───── Dataset excerpts

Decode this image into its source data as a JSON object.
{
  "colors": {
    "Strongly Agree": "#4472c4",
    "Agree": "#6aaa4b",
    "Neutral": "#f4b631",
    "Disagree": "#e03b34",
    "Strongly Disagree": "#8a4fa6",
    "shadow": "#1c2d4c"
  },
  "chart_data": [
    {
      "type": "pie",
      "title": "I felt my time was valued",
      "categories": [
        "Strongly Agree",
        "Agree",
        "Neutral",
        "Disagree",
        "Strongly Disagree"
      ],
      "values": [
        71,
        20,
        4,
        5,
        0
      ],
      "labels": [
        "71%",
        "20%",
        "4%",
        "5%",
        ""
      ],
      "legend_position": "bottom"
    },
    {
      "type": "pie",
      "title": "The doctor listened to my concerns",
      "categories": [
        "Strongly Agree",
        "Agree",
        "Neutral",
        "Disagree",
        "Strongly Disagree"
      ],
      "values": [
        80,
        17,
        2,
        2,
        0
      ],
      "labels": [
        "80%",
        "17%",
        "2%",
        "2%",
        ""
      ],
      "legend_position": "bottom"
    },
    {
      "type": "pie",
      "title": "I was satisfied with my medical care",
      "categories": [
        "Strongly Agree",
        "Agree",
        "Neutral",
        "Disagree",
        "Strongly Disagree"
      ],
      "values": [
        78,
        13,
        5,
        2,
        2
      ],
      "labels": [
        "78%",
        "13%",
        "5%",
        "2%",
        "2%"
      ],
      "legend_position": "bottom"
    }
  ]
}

──────────
───── Dataset excerpts

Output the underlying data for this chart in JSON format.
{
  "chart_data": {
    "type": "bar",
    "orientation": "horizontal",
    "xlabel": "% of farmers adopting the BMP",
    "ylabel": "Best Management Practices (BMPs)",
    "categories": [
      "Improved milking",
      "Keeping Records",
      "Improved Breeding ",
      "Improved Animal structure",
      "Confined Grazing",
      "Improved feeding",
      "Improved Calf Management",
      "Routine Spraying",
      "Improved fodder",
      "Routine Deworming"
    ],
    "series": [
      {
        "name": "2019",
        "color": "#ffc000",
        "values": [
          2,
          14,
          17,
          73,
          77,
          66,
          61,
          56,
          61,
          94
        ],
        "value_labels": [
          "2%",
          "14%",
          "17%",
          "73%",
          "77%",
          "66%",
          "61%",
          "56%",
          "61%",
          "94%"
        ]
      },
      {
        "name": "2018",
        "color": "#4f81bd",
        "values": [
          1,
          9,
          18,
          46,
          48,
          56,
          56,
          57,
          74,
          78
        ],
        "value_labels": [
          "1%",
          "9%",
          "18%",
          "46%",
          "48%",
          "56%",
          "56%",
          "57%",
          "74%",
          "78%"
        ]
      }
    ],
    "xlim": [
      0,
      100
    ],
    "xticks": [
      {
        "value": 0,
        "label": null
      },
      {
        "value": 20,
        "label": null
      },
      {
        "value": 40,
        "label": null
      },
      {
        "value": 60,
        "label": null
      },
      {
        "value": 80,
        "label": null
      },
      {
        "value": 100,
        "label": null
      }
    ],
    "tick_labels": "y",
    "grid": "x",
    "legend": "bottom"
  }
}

──────────

> _Task brief_:
Locate all lines holding the word "this", then copy them out.

> _Result_:
Decode this image into its source data as a JSON object.
Output the underlying data for this chart in JSON format.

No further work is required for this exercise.